Problem description →
Copy all entries without alteration and skip the pictures they hold.

Given records →
********

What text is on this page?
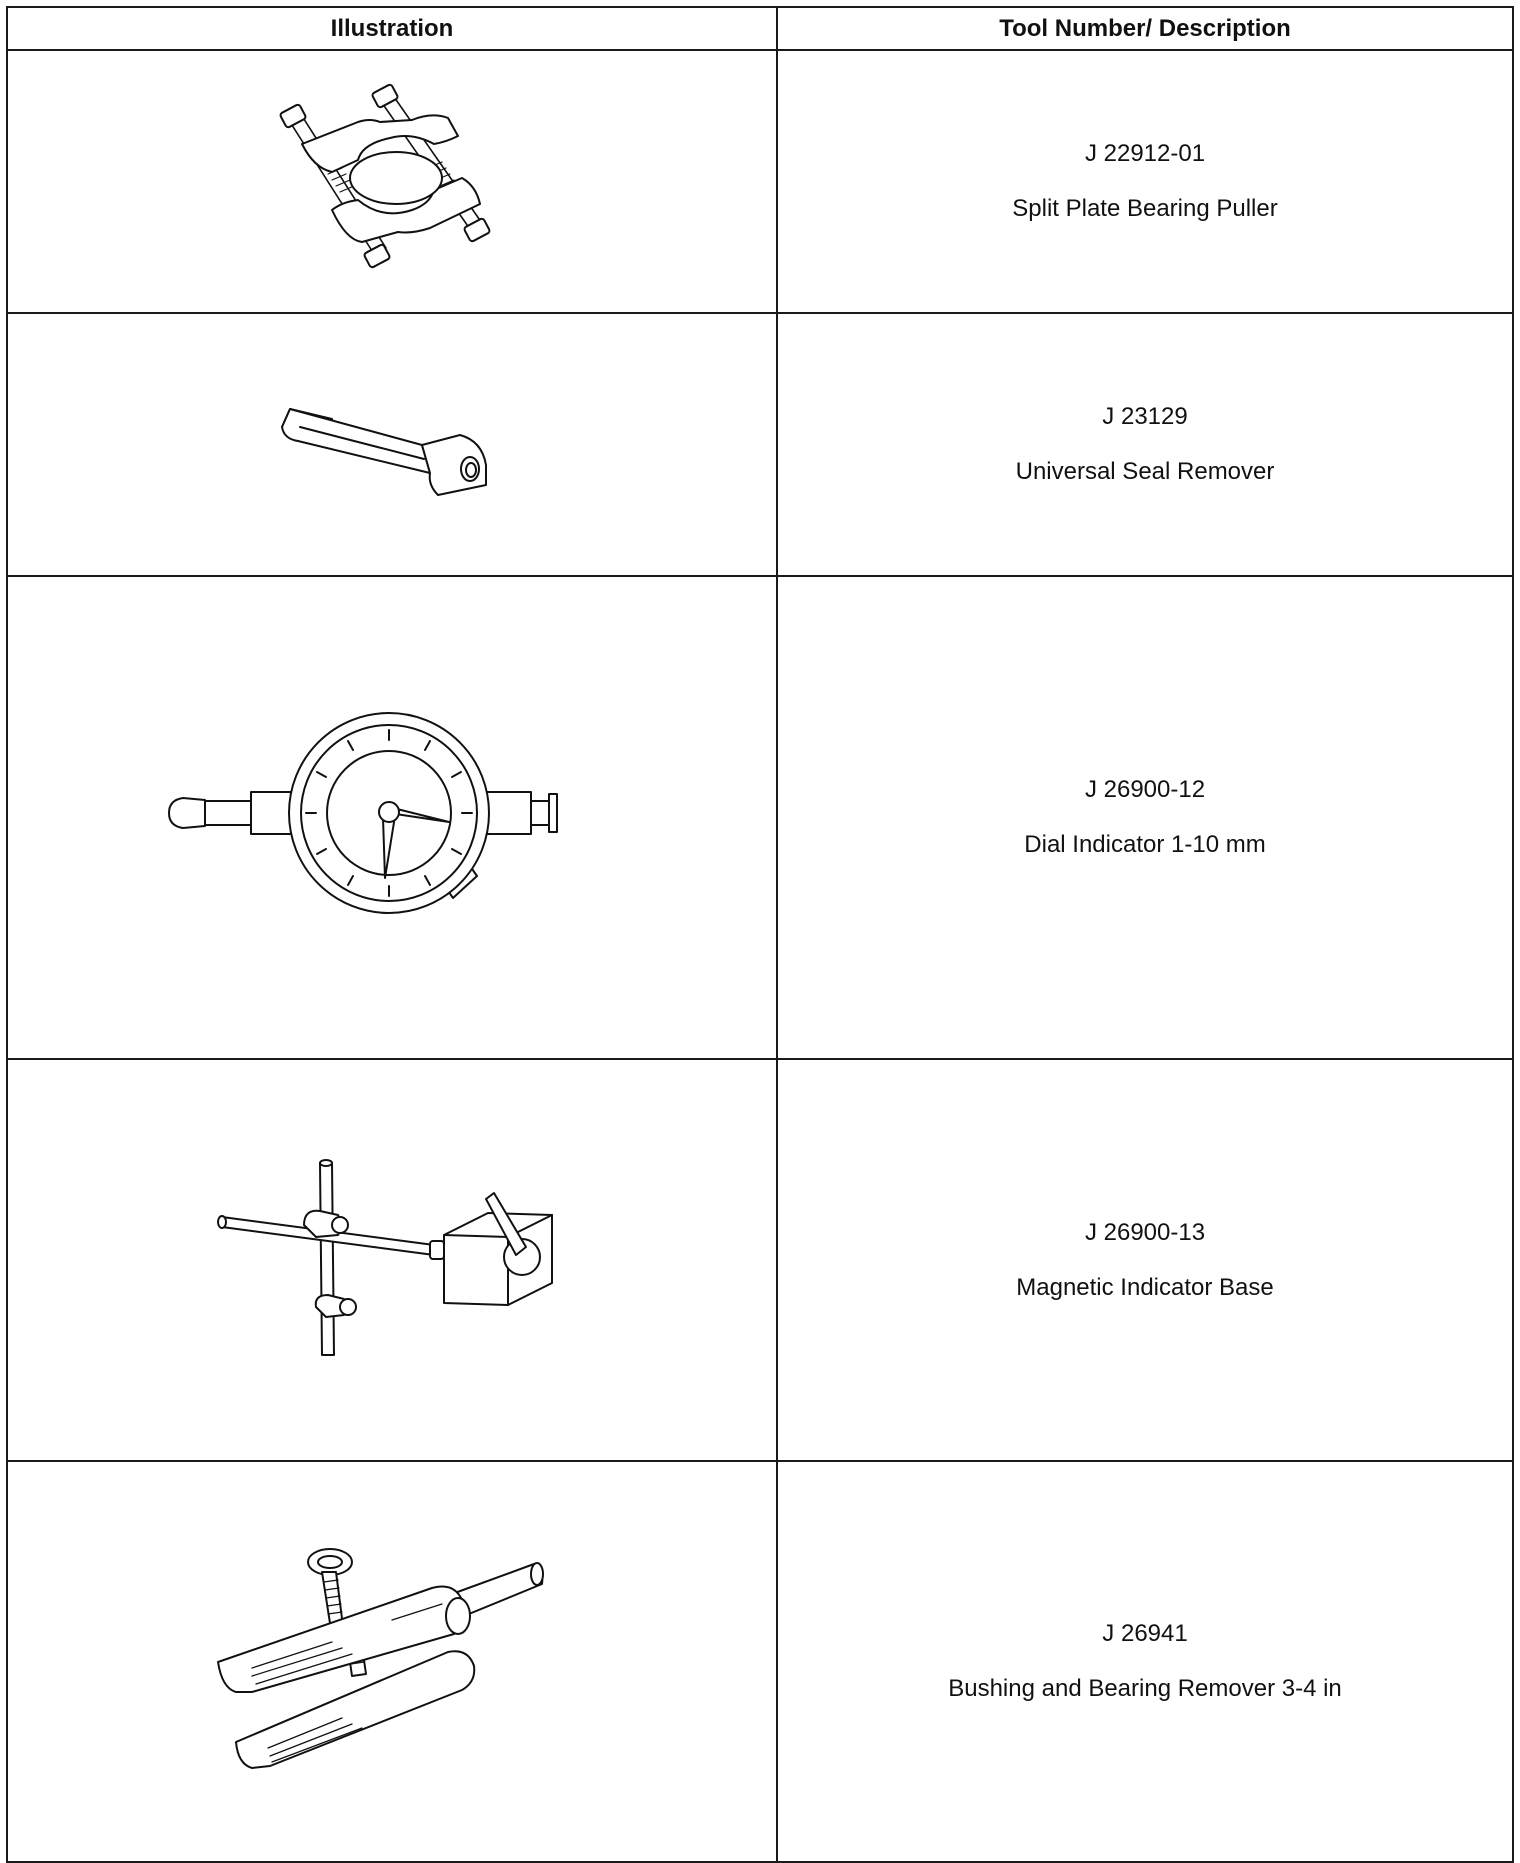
Illustration	Tool Number/ Description

J 22912-01
Split Plate Bearing Puller

J 23129
Universal Seal Remover

J 26900-12
Dial Indicator 1-10 mm

J 26900-13
Magnetic Indicator Base

J 26941
Bushing and Bearing Remover 3-4 in
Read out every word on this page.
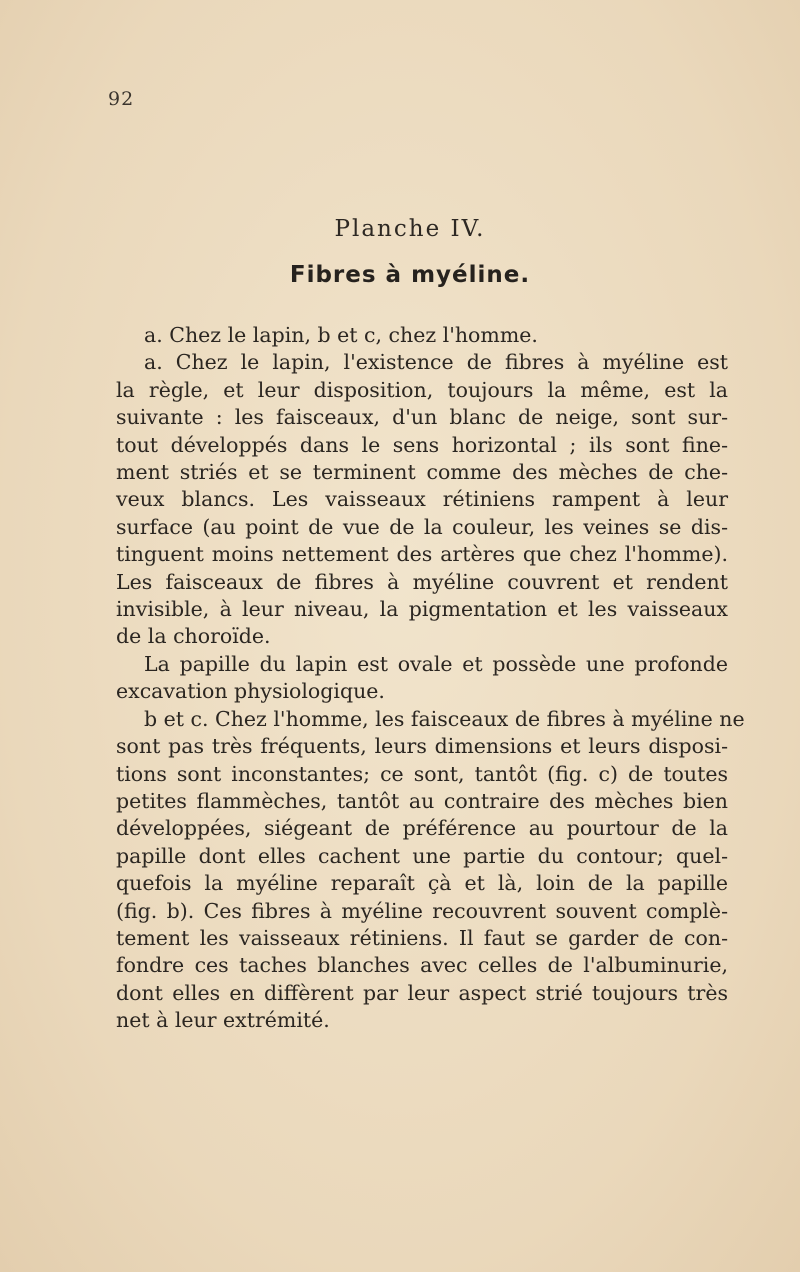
92
Planche IV.
Fibres à myéline.
a. Chez le lapin, b et c, chez l'homme.
a. Chez le lapin, l'existence de fibres à myéline est
la règle, et leur disposition, toujours la même, est la
suivante : les faisceaux, d'un blanc de neige, sont sur-
tout développés dans le sens horizontal ; ils sont fine-
ment striés et se terminent comme des mèches de che-
veux blancs. Les vaisseaux rétiniens rampent à leur
surface (au point de vue de la couleur, les veines se dis-
tinguent moins nettement des artères que chez l'homme).
Les faisceaux de fibres à myéline couvrent et rendent
invisible, à leur niveau, la pigmentation et les vaisseaux
de la choroïde.
La papille du lapin est ovale et possède une profonde
excavation physiologique.
b et c. Chez l'homme, les faisceaux de fibres à myéline ne
sont pas très fréquents, leurs dimensions et leurs disposi-
tions sont inconstantes; ce sont, tantôt (fig. c) de toutes
petites flammèches, tantôt au contraire des mèches bien
développées, siégeant de préférence au pourtour de la
papille dont elles cachent une partie du contour; quel-
quefois la myéline reparaît çà et là, loin de la papille
(fig. b). Ces fibres à myéline recouvrent souvent complè-
tement les vaisseaux rétiniens. Il faut se garder de con-
fondre ces taches blanches avec celles de l'albuminurie,
dont elles en diffèrent par leur aspect strié toujours très
net à leur extrémité.
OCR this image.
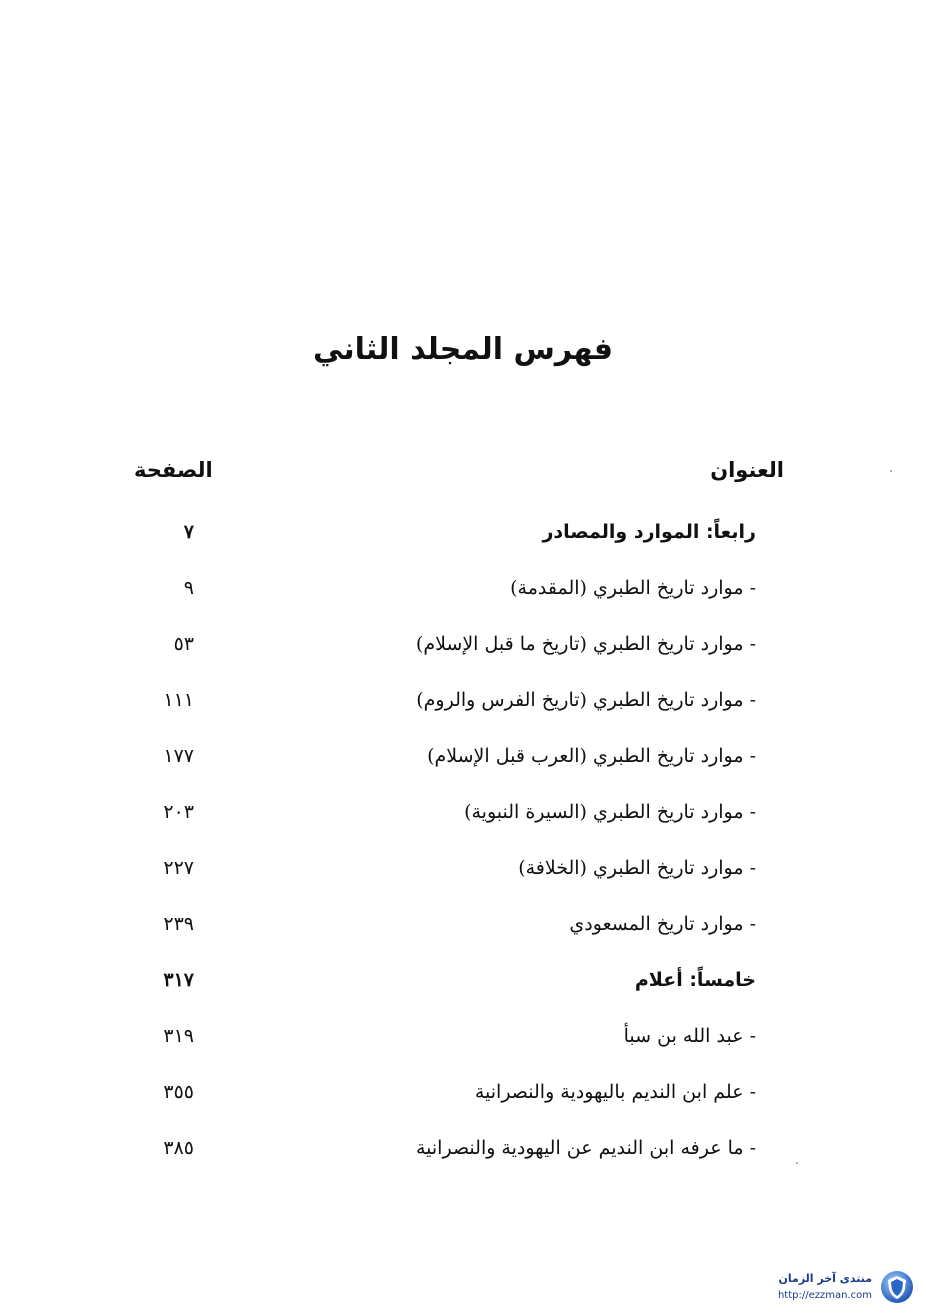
فهرس المجلد الثاني
العنوان
الصفحة
رابعاً: الموارد والمصادر
٧
- موارد تاريخ الطبري (المقدمة)
٩
- موارد تاريخ الطبري (تاريخ ما قبل الإسلام)
٥٣
- موارد تاريخ الطبري (تاريخ الفرس والروم)
١١١
- موارد تاريخ الطبري (العرب قبل الإسلام)
١٧٧
- موارد تاريخ الطبري (السيرة النبوية)
٢٠٣
- موارد تاريخ الطبري (الخلافة)
٢٢٧
- موارد تاريخ المسعودي
٢٣٩
خامساً: أعلام
٣١٧
- عبد الله بن سبأ
٣١٩
- علم ابن النديم باليهودية والنصرانية
٣٥٥
- ما عرفه ابن النديم عن اليهودية والنصرانية
٣٨٥
منتدى آخر الزمان
http://ezzman.com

********

Problem solution →
What text is on this page?
Illustration	Tool Number/ Description

J 22912-01
Split Plate Bearing Puller

J 23129
Universal Seal Remover

J 26900-12
Dial Indicator 1-10 mm

J 26900-13
Magnetic Indicator Base

J 26941
Bushing and Bearing Remover 3-4 in
Read out every word on this page.
92
Planche IV.
Fibres à myéline.
a. Chez le lapin, b et c, chez l'homme.
a. Chez le lapin, l'existence de fibres à myéline est
la règle, et leur disposition, toujours la même, est la
suivante : les faisceaux, d'un blanc de neige, sont sur-
tout développés dans le sens horizontal ; ils sont fine-
ment striés et se terminent comme des mèches de che-
veux blancs. Les vaisseaux rétiniens rampent à leur
surface (au point de vue de la couleur, les veines se dis-
tinguent moins nettement des artères que chez l'homme).
Les faisceaux de fibres à myéline couvrent et rendent
invisible, à leur niveau, la pigmentation et les vaisseaux
de la choroïde.
La papille du lapin est ovale et possède une profonde
excavation physiologique.
b et c. Chez l'homme, les faisceaux de fibres à myéline ne
sont pas très fréquents, leurs dimensions et leurs disposi-
tions sont inconstantes; ce sont, tantôt (fig. c) de toutes
petites flammèches, tantôt au contraire des mèches bien
développées, siégeant de préférence au pourtour de la
papille dont elles cachent une partie du contour; quel-
quefois la myéline reparaît çà et là, loin de la papille
(fig. b). Ces fibres à myéline recouvrent souvent complè-
tement les vaisseaux rétiniens. Il faut se garder de con-
fondre ces taches blanches avec celles de l'albuminurie,
dont elles en diffèrent par leur aspect strié toujours très
net à leur extrémité.
OCR this image.
فهرس المجلد الثاني
العنوان
الصفحة
رابعاً: الموارد والمصادر
٧
- موارد تاريخ الطبري (المقدمة)
٩
- موارد تاريخ الطبري (تاريخ ما قبل الإسلام)
٥٣
- موارد تاريخ الطبري (تاريخ الفرس والروم)
١١١
- موارد تاريخ الطبري (العرب قبل الإسلام)
١٧٧
- موارد تاريخ الطبري (السيرة النبوية)
٢٠٣
- موارد تاريخ الطبري (الخلافة)
٢٢٧
- موارد تاريخ المسعودي
٢٣٩
خامساً: أعلام
٣١٧
- عبد الله بن سبأ
٣١٩
- علم ابن النديم باليهودية والنصرانية
٣٥٥
- ما عرفه ابن النديم عن اليهودية والنصرانية
٣٨٥
منتدى آخر الزمان
http://ezzman.com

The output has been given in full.